(GIVEN REQUEST) Please extract every line of the listing below, copying each one character for character with nothing changed, added or left out.

(DATA TO USE)
------------------------------------

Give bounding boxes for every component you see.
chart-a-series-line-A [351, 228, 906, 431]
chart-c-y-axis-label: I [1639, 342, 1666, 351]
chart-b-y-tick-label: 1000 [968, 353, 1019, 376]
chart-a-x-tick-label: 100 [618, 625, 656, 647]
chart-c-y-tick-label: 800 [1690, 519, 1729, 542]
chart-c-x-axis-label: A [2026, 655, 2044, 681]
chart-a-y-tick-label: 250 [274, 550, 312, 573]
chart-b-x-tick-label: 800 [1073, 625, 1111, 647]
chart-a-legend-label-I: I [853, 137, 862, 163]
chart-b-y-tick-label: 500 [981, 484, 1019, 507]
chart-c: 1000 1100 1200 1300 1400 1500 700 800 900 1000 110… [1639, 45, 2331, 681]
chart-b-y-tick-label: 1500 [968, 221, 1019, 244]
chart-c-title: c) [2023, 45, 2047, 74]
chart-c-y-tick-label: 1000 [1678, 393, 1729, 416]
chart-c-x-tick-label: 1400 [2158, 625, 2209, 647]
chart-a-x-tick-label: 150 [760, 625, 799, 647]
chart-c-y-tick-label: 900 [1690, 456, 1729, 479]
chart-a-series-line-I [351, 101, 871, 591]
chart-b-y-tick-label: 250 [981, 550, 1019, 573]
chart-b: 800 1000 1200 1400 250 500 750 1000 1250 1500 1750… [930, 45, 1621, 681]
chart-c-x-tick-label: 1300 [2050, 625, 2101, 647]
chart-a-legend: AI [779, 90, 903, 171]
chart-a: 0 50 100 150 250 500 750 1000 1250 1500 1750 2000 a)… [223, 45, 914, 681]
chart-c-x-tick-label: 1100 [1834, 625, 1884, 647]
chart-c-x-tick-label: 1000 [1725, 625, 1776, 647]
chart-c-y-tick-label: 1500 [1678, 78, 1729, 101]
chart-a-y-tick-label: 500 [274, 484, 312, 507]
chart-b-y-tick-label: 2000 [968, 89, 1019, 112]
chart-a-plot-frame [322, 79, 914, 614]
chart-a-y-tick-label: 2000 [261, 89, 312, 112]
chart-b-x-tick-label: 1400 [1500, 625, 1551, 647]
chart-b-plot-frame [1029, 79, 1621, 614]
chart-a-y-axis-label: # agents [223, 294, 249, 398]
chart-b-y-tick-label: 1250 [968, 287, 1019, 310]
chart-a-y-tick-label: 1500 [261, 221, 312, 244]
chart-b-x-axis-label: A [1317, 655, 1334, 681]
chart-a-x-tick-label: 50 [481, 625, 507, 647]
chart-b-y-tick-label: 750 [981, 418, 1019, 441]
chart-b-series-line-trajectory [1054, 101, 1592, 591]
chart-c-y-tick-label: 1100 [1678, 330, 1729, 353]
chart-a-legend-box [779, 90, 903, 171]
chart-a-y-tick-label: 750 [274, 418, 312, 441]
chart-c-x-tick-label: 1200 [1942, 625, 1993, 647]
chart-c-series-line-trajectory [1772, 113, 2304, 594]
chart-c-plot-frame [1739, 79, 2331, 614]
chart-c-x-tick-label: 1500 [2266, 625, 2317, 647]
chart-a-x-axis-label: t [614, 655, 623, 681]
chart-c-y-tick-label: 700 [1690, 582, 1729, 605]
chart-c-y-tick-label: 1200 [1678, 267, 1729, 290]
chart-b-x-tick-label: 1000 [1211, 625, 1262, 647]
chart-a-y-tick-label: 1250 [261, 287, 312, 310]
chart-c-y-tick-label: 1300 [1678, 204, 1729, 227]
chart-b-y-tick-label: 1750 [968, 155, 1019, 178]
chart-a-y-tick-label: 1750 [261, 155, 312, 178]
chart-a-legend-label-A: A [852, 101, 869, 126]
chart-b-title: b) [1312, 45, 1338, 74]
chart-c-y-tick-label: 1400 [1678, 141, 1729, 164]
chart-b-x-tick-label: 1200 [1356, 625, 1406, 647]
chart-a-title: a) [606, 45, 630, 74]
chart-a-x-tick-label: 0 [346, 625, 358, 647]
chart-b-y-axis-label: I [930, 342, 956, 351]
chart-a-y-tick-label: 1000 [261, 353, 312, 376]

------------------------------------

(FINAL ANSWER)
Give bounding boxes for every component you see.
chart-a-series-line-A [351, 228, 906, 431]
chart-c-y-axis-label: I [1639, 342, 1666, 351]
chart-b-y-tick-label: 1000 [968, 353, 1019, 376]
chart-a-x-tick-label: 100 [618, 625, 656, 647]
chart-c-y-tick-label: 800 [1690, 519, 1729, 542]
chart-c-x-axis-label: A [2026, 655, 2044, 681]
chart-a-y-tick-label: 250 [274, 550, 312, 573]
chart-b-x-tick-label: 800 [1073, 625, 1111, 647]
chart-a-legend-label-I: I [853, 137, 862, 163]
chart-b-y-tick-label: 500 [981, 484, 1019, 507]
chart-c: 1000 1100 1200 1300 1400 1500 700 800 900 1000 110… [1639, 45, 2331, 681]
chart-b-y-tick-label: 1500 [968, 221, 1019, 244]
chart-c-title: c) [2023, 45, 2047, 74]
chart-c-y-tick-label: 1000 [1678, 393, 1729, 416]
chart-c-x-tick-label: 1400 [2158, 625, 2209, 647]
chart-a-x-tick-label: 150 [760, 625, 799, 647]
chart-c-y-tick-label: 900 [1690, 456, 1729, 479]
chart-a-series-line-I [351, 101, 871, 591]
chart-b-y-tick-label: 250 [981, 550, 1019, 573]
chart-b: 800 1000 1200 1400 250 500 750 1000 1250 1500 1750… [930, 45, 1621, 681]
chart-c-x-tick-label: 1300 [2050, 625, 2101, 647]
chart-a-legend: AI [779, 90, 903, 171]
chart-a: 0 50 100 150 250 500 750 1000 1250 1500 1750 2000 a)… [223, 45, 914, 681]
chart-c-x-tick-label: 1100 [1834, 625, 1884, 647]
chart-c-x-tick-label: 1000 [1725, 625, 1776, 647]
chart-c-y-tick-label: 1500 [1678, 78, 1729, 101]
chart-a-y-tick-label: 500 [274, 484, 312, 507]
chart-b-y-tick-label: 2000 [968, 89, 1019, 112]
chart-a-plot-frame [322, 79, 914, 614]
chart-a-y-tick-label: 2000 [261, 89, 312, 112]
chart-b-x-tick-label: 1400 [1500, 625, 1551, 647]
chart-b-plot-frame [1029, 79, 1621, 614]
chart-a-y-axis-label: # agents [223, 294, 249, 398]
chart-b-y-tick-label: 1250 [968, 287, 1019, 310]
chart-a-y-tick-label: 1500 [261, 221, 312, 244]
chart-b-x-axis-label: A [1317, 655, 1334, 681]
chart-a-x-tick-label: 50 [481, 625, 507, 647]
chart-b-y-tick-label: 750 [981, 418, 1019, 441]
chart-b-series-line-trajectory [1054, 101, 1592, 591]
chart-c-y-tick-label: 1100 [1678, 330, 1729, 353]
chart-a-legend-box [779, 90, 903, 171]
chart-a-y-tick-label: 750 [274, 418, 312, 441]
chart-c-x-tick-label: 1200 [1942, 625, 1993, 647]
chart-c-series-line-trajectory [1772, 113, 2304, 594]
chart-c-plot-frame [1739, 79, 2331, 614]
chart-c-x-tick-label: 1500 [2266, 625, 2317, 647]
chart-a-x-axis-label: t [614, 655, 623, 681]
chart-c-y-tick-label: 700 [1690, 582, 1729, 605]
chart-c-y-tick-label: 1200 [1678, 267, 1729, 290]
chart-b-x-tick-label: 1000 [1211, 625, 1262, 647]
chart-a-y-tick-label: 1250 [261, 287, 312, 310]
chart-c-y-tick-label: 1300 [1678, 204, 1729, 227]
chart-b-y-tick-label: 1750 [968, 155, 1019, 178]
chart-a-y-tick-label: 1750 [261, 155, 312, 178]
chart-a-legend-label-A: A [852, 101, 869, 126]
chart-b-title: b) [1312, 45, 1338, 74]
chart-c-y-tick-label: 1400 [1678, 141, 1729, 164]
chart-b-x-tick-label: 1200 [1356, 625, 1406, 647]
chart-a-title: a) [606, 45, 630, 74]
chart-a-x-tick-label: 0 [346, 625, 358, 647]
chart-b-y-axis-label: I [930, 342, 956, 351]
chart-a-y-tick-label: 1000 [261, 353, 312, 376]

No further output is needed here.